* Exercise objective
Skip every image and restate the data word for word.

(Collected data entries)
——
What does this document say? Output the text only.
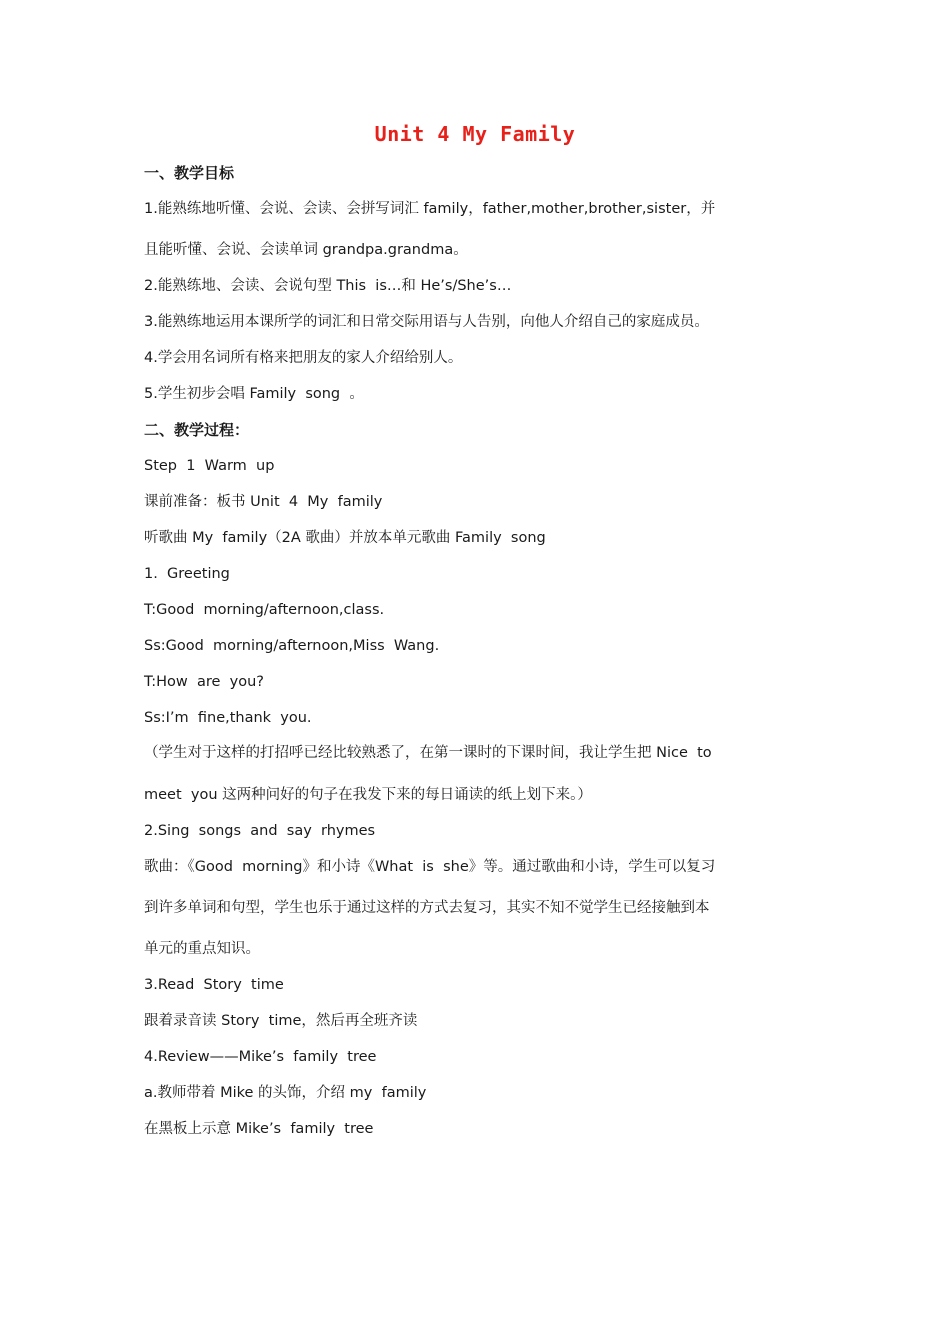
Unit 4 My Family
一、教学目标
1.能熟练地听懂、会说、会读、会拼写词汇 family，father,mother,brother,sister，并
且能听懂、会说、会读单词 grandpa.grandma。
2.能熟练地、会读、会说句型 This  is…和 He’s/She’s…
3.能熟练地运用本课所学的词汇和日常交际用语与人告别，向他人介绍自己的家庭成员。
4.学会用名词所有格来把朋友的家人介绍给别人。
5.学生初步会唱 Family  song  。
二、教学过程：
Step  1  Warm  up
课前准备：板书 Unit  4  My  family
听歌曲 My  family（2A 歌曲）并放本单元歌曲 Family  song
1.  Greeting
T:Good  morning/afternoon,class.
Ss:Good  morning/afternoon,Miss  Wang.
T:How  are  you?
Ss:I’m  fine,thank  you.
（学生对于这样的打招呼已经比较熟悉了，在第一课时的下课时间，我让学生把 Nice  to
meet  you 这两种问好的句子在我发下来的每日诵读的纸上划下来。）
2.Sing  songs  and  say  rhymes
歌曲：《Good  morning》和小诗《What  is  she》等。通过歌曲和小诗，学生可以复习
到许多单词和句型，学生也乐于通过这样的方式去复习，其实不知不觉学生已经接触到本
单元的重点知识。
3.Read  Story  time
跟着录音读 Story  time，然后再全班齐读
4.Review——Mike’s  family  tree
a.教师带着 Mike 的头饰，介绍 my  family
在黑板上示意 Mike’s  family  tree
——
* Result
What does this document say? Output the text only.
Unit 4 My Family
一、教学目标
1.能熟练地听懂、会说、会读、会拼写词汇 family，father,mother,brother,sister，并
且能听懂、会说、会读单词 grandpa.grandma。
2.能熟练地、会读、会说句型 This  is…和 He’s/She’s…
3.能熟练地运用本课所学的词汇和日常交际用语与人告别，向他人介绍自己的家庭成员。
4.学会用名词所有格来把朋友的家人介绍给别人。
5.学生初步会唱 Family  song  。
二、教学过程：
Step  1  Warm  up
课前准备：板书 Unit  4  My  family
听歌曲 My  family（2A 歌曲）并放本单元歌曲 Family  song
1.  Greeting
T:Good  morning/afternoon,class.
Ss:Good  morning/afternoon,Miss  Wang.
T:How  are  you?
Ss:I’m  fine,thank  you.
（学生对于这样的打招呼已经比较熟悉了，在第一课时的下课时间，我让学生把 Nice  to
meet  you 这两种问好的句子在我发下来的每日诵读的纸上划下来。）
2.Sing  songs  and  say  rhymes
歌曲：《Good  morning》和小诗《What  is  she》等。通过歌曲和小诗，学生可以复习
到许多单词和句型，学生也乐于通过这样的方式去复习，其实不知不觉学生已经接触到本
单元的重点知识。
3.Read  Story  time
跟着录音读 Story  time，然后再全班齐读
4.Review——Mike’s  family  tree
a.教师带着 Mike 的头饰，介绍 my  family
在黑板上示意 Mike’s  family  tree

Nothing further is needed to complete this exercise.